> **Work to do**
Write out all of the entries that follow, word for word, but skip the pictures.

Source records
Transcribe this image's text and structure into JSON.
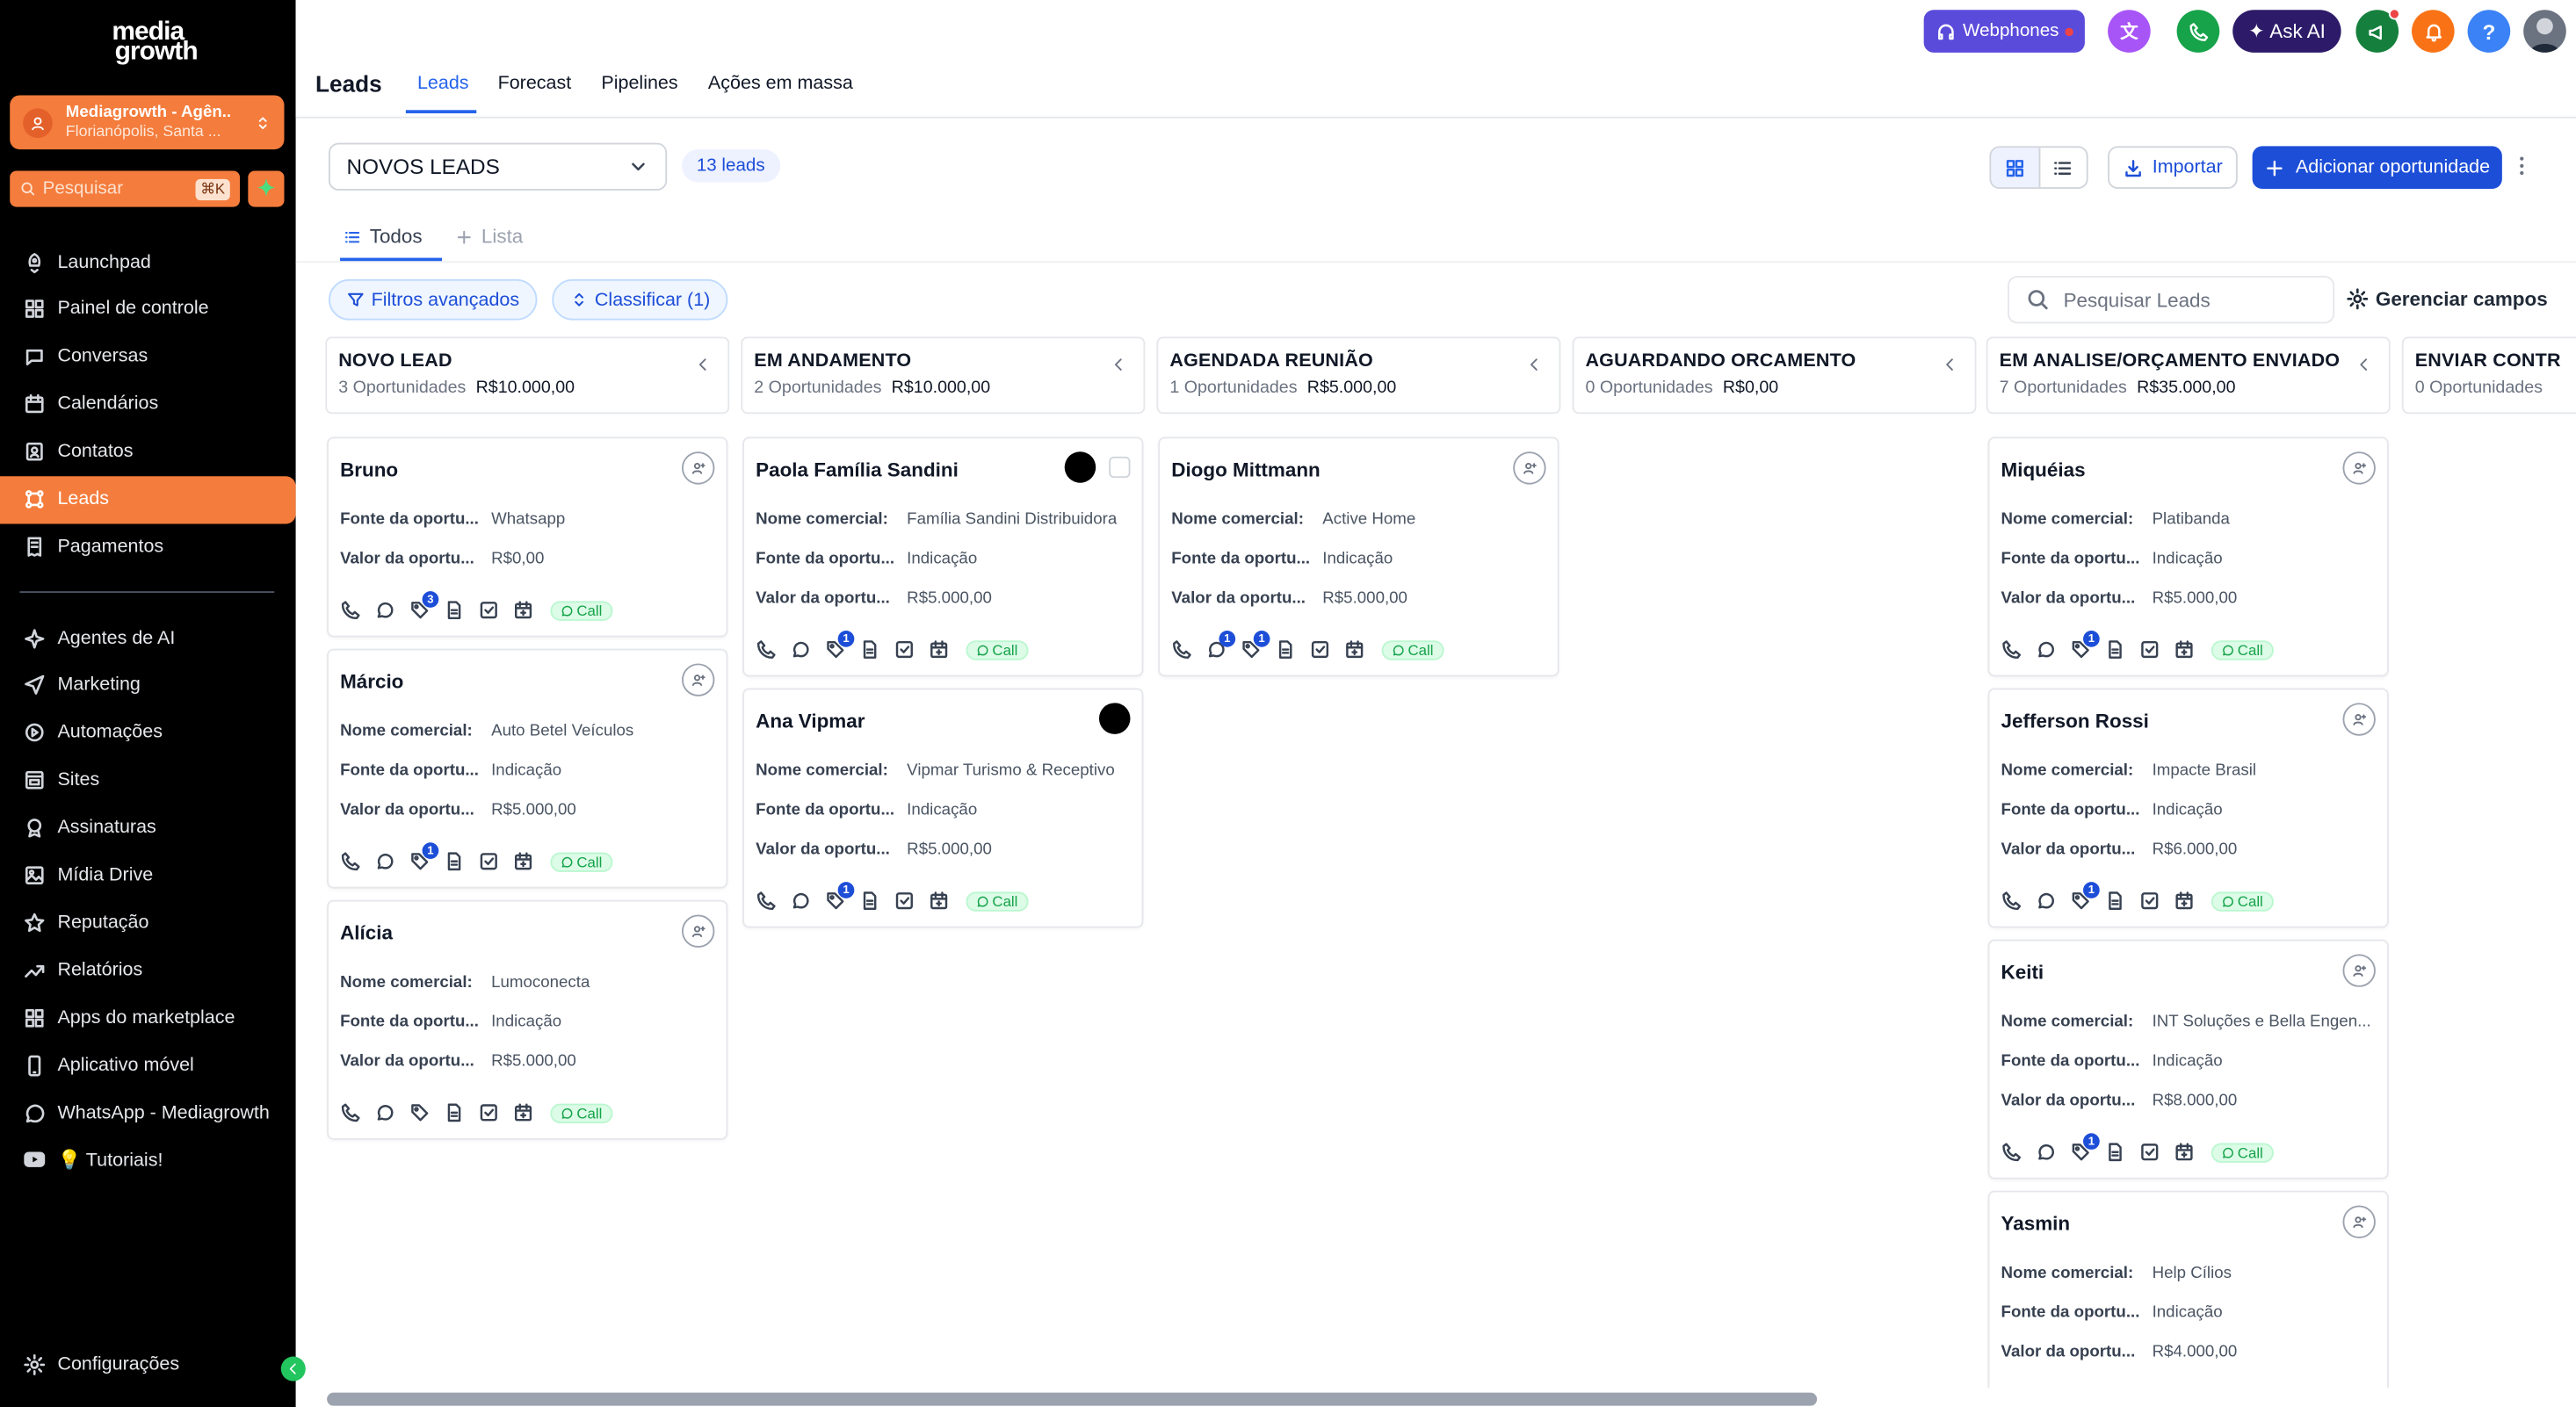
{
  "brand": {
    "line1": "media",
    "line2": "growth"
  },
  "account": {
    "name": "Mediagrowth - Agên...",
    "location": "Florianópolis, Santa ..."
  },
  "sidebar_search": {
    "placeholder": "Pesquisar",
    "shortcut": "⌘K"
  },
  "nav_top": [
    {
      "label": "Launchpad",
      "icon": "rocket-icon"
    },
    {
      "label": "Painel de controle",
      "icon": "grid-icon"
    },
    {
      "label": "Conversas",
      "icon": "chat-icon"
    },
    {
      "label": "Calendários",
      "icon": "calendar-icon"
    },
    {
      "label": "Contatos",
      "icon": "contacts-icon"
    },
    {
      "label": "Leads",
      "icon": "funnel-icon",
      "active": true
    },
    {
      "label": "Pagamentos",
      "icon": "receipt-icon"
    }
  ],
  "nav_bottom": [
    {
      "label": "Agentes de AI",
      "icon": "sparkle-icon"
    },
    {
      "label": "Marketing",
      "icon": "send-icon"
    },
    {
      "label": "Automações",
      "icon": "automation-icon"
    },
    {
      "label": "Sites",
      "icon": "sites-icon"
    },
    {
      "label": "Assinaturas",
      "icon": "badge-icon"
    },
    {
      "label": "Mídia Drive",
      "icon": "image-icon"
    },
    {
      "label": "Reputação",
      "icon": "star-icon"
    },
    {
      "label": "Relatórios",
      "icon": "trend-icon"
    },
    {
      "label": "Apps do marketplace",
      "icon": "apps-icon"
    },
    {
      "label": "Aplicativo móvel",
      "icon": "phone-device-icon"
    },
    {
      "label": "WhatsApp - Mediagrowth",
      "icon": "whatsapp-icon"
    },
    {
      "label": "💡 Tutoriais!",
      "icon": "youtube-icon"
    }
  ],
  "settings_label": "Configurações",
  "header": {
    "title": "Leads",
    "tabs": [
      "Leads",
      "Forecast",
      "Pipelines",
      "Ações em massa"
    ],
    "active_tab": "Leads"
  },
  "topbar": {
    "webphones": "Webphones",
    "ask_ai": "Ask AI"
  },
  "pipeline": {
    "selected": "NOVOS LEADS",
    "count": "13 leads"
  },
  "actions": {
    "import": "Importar",
    "add": "Adicionar oportunidade"
  },
  "subtabs": {
    "all": "Todos",
    "list": "Lista"
  },
  "filters": {
    "advanced": "Filtros avançados",
    "sort": "Classificar (1)"
  },
  "search_leads": {
    "placeholder": "Pesquisar Leads"
  },
  "manage_fields": "Gerenciar campos",
  "labels": {
    "nome": "Nome comercial:",
    "fonte": "Fonte da oportu...",
    "valor": "Valor da oportu...",
    "call": "Call"
  },
  "columns": [
    {
      "name": "NOVO LEAD",
      "count": "3 Oportunidades",
      "total": "R$10.000,00",
      "cards": [
        {
          "name": "Bruno",
          "fonte": "Whatsapp",
          "valor": "R$0,00",
          "tags_count": "3"
        },
        {
          "name": "Márcio",
          "nome": "Auto Betel Veículos",
          "fonte": "Indicação",
          "valor": "R$5.000,00",
          "tags_count": "1"
        },
        {
          "name": "Alícia",
          "nome": "Lumoconecta",
          "fonte": "Indicação",
          "valor": "R$5.000,00"
        }
      ]
    },
    {
      "name": "EM ANDAMENTO",
      "count": "2 Oportunidades",
      "total": "R$10.000,00",
      "cards": [
        {
          "name": "Paola Família Sandini",
          "nome": "Família Sandini Distribuidora",
          "fonte": "Indicação",
          "valor": "R$5.000,00",
          "tags_count": "1"
        },
        {
          "name": "Ana Vipmar",
          "nome": "Vipmar Turismo & Receptivo",
          "fonte": "Indicação",
          "valor": "R$5.000,00",
          "tags_count": "1"
        }
      ]
    },
    {
      "name": "AGENDADA REUNIÃO",
      "count": "1 Oportunidades",
      "total": "R$5.000,00",
      "cards": [
        {
          "name": "Diogo Mittmann",
          "nome": "Active Home",
          "fonte": "Indicação",
          "valor": "R$5.000,00",
          "msg_count": "1",
          "tags_count": "1"
        }
      ]
    },
    {
      "name": "AGUARDANDO ORCAMENTO",
      "count": "0 Oportunidades",
      "total": "R$0,00",
      "cards": []
    },
    {
      "name": "EM ANALISE/ORÇAMENTO ENVIADO",
      "count": "7 Oportunidades",
      "total": "R$35.000,00",
      "cards": [
        {
          "name": "Miquéias",
          "nome": "Platibanda",
          "fonte": "Indicação",
          "valor": "R$5.000,00",
          "tags_count": "1"
        },
        {
          "name": "Jefferson Rossi",
          "nome": "Impacte Brasil",
          "fonte": "Indicação",
          "valor": "R$6.000,00",
          "tags_count": "1"
        },
        {
          "name": "Keiti",
          "nome": "INT Soluções e Bella Engen...",
          "fonte": "Indicação",
          "valor": "R$8.000,00",
          "tags_count": "1"
        },
        {
          "name": "Yasmin",
          "nome": "Help Cílios",
          "fonte": "Indicação",
          "valor": "R$4.000,00"
        }
      ]
    },
    {
      "name": "ENVIAR CONTR",
      "count": "0 Oportunidades",
      "total": "",
      "cards": []
    }
  ]
}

> **Response**
Transcribe this image's text and structure into JSON.
{
  "brand": {
    "line1": "media",
    "line2": "growth"
  },
  "account": {
    "name": "Mediagrowth - Agên...",
    "location": "Florianópolis, Santa ..."
  },
  "sidebar_search": {
    "placeholder": "Pesquisar",
    "shortcut": "⌘K"
  },
  "nav_top": [
    {
      "label": "Launchpad",
      "icon": "rocket-icon"
    },
    {
      "label": "Painel de controle",
      "icon": "grid-icon"
    },
    {
      "label": "Conversas",
      "icon": "chat-icon"
    },
    {
      "label": "Calendários",
      "icon": "calendar-icon"
    },
    {
      "label": "Contatos",
      "icon": "contacts-icon"
    },
    {
      "label": "Leads",
      "icon": "funnel-icon",
      "active": true
    },
    {
      "label": "Pagamentos",
      "icon": "receipt-icon"
    }
  ],
  "nav_bottom": [
    {
      "label": "Agentes de AI",
      "icon": "sparkle-icon"
    },
    {
      "label": "Marketing",
      "icon": "send-icon"
    },
    {
      "label": "Automações",
      "icon": "automation-icon"
    },
    {
      "label": "Sites",
      "icon": "sites-icon"
    },
    {
      "label": "Assinaturas",
      "icon": "badge-icon"
    },
    {
      "label": "Mídia Drive",
      "icon": "image-icon"
    },
    {
      "label": "Reputação",
      "icon": "star-icon"
    },
    {
      "label": "Relatórios",
      "icon": "trend-icon"
    },
    {
      "label": "Apps do marketplace",
      "icon": "apps-icon"
    },
    {
      "label": "Aplicativo móvel",
      "icon": "phone-device-icon"
    },
    {
      "label": "WhatsApp - Mediagrowth",
      "icon": "whatsapp-icon"
    },
    {
      "label": "💡 Tutoriais!",
      "icon": "youtube-icon"
    }
  ],
  "settings_label": "Configurações",
  "header": {
    "title": "Leads",
    "tabs": [
      "Leads",
      "Forecast",
      "Pipelines",
      "Ações em massa"
    ],
    "active_tab": "Leads"
  },
  "topbar": {
    "webphones": "Webphones",
    "ask_ai": "Ask AI"
  },
  "pipeline": {
    "selected": "NOVOS LEADS",
    "count": "13 leads"
  },
  "actions": {
    "import": "Importar",
    "add": "Adicionar oportunidade"
  },
  "subtabs": {
    "all": "Todos",
    "list": "Lista"
  },
  "filters": {
    "advanced": "Filtros avançados",
    "sort": "Classificar (1)"
  },
  "search_leads": {
    "placeholder": "Pesquisar Leads"
  },
  "manage_fields": "Gerenciar campos",
  "labels": {
    "nome": "Nome comercial:",
    "fonte": "Fonte da oportu...",
    "valor": "Valor da oportu...",
    "call": "Call"
  },
  "columns": [
    {
      "name": "NOVO LEAD",
      "count": "3 Oportunidades",
      "total": "R$10.000,00",
      "cards": [
        {
          "name": "Bruno",
          "fonte": "Whatsapp",
          "valor": "R$0,00",
          "tags_count": "3"
        },
        {
          "name": "Márcio",
          "nome": "Auto Betel Veículos",
          "fonte": "Indicação",
          "valor": "R$5.000,00",
          "tags_count": "1"
        },
        {
          "name": "Alícia",
          "nome": "Lumoconecta",
          "fonte": "Indicação",
          "valor": "R$5.000,00"
        }
      ]
    },
    {
      "name": "EM ANDAMENTO",
      "count": "2 Oportunidades",
      "total": "R$10.000,00",
      "cards": [
        {
          "name": "Paola Família Sandini",
          "nome": "Família Sandini Distribuidora",
          "fonte": "Indicação",
          "valor": "R$5.000,00",
          "tags_count": "1"
        },
        {
          "name": "Ana Vipmar",
          "nome": "Vipmar Turismo & Receptivo",
          "fonte": "Indicação",
          "valor": "R$5.000,00",
          "tags_count": "1"
        }
      ]
    },
    {
      "name": "AGENDADA REUNIÃO",
      "count": "1 Oportunidades",
      "total": "R$5.000,00",
      "cards": [
        {
          "name": "Diogo Mittmann",
          "nome": "Active Home",
          "fonte": "Indicação",
          "valor": "R$5.000,00",
          "msg_count": "1",
          "tags_count": "1"
        }
      ]
    },
    {
      "name": "AGUARDANDO ORCAMENTO",
      "count": "0 Oportunidades",
      "total": "R$0,00",
      "cards": []
    },
    {
      "name": "EM ANALISE/ORÇAMENTO ENVIADO",
      "count": "7 Oportunidades",
      "total": "R$35.000,00",
      "cards": [
        {
          "name": "Miquéias",
          "nome": "Platibanda",
          "fonte": "Indicação",
          "valor": "R$5.000,00",
          "tags_count": "1"
        },
        {
          "name": "Jefferson Rossi",
          "nome": "Impacte Brasil",
          "fonte": "Indicação",
          "valor": "R$6.000,00",
          "tags_count": "1"
        },
        {
          "name": "Keiti",
          "nome": "INT Soluções e Bella Engen...",
          "fonte": "Indicação",
          "valor": "R$8.000,00",
          "tags_count": "1"
        },
        {
          "name": "Yasmin",
          "nome": "Help Cílios",
          "fonte": "Indicação",
          "valor": "R$4.000,00"
        }
      ]
    },
    {
      "name": "ENVIAR CONTR",
      "count": "0 Oportunidades",
      "total": "",
      "cards": []
    }
  ]
}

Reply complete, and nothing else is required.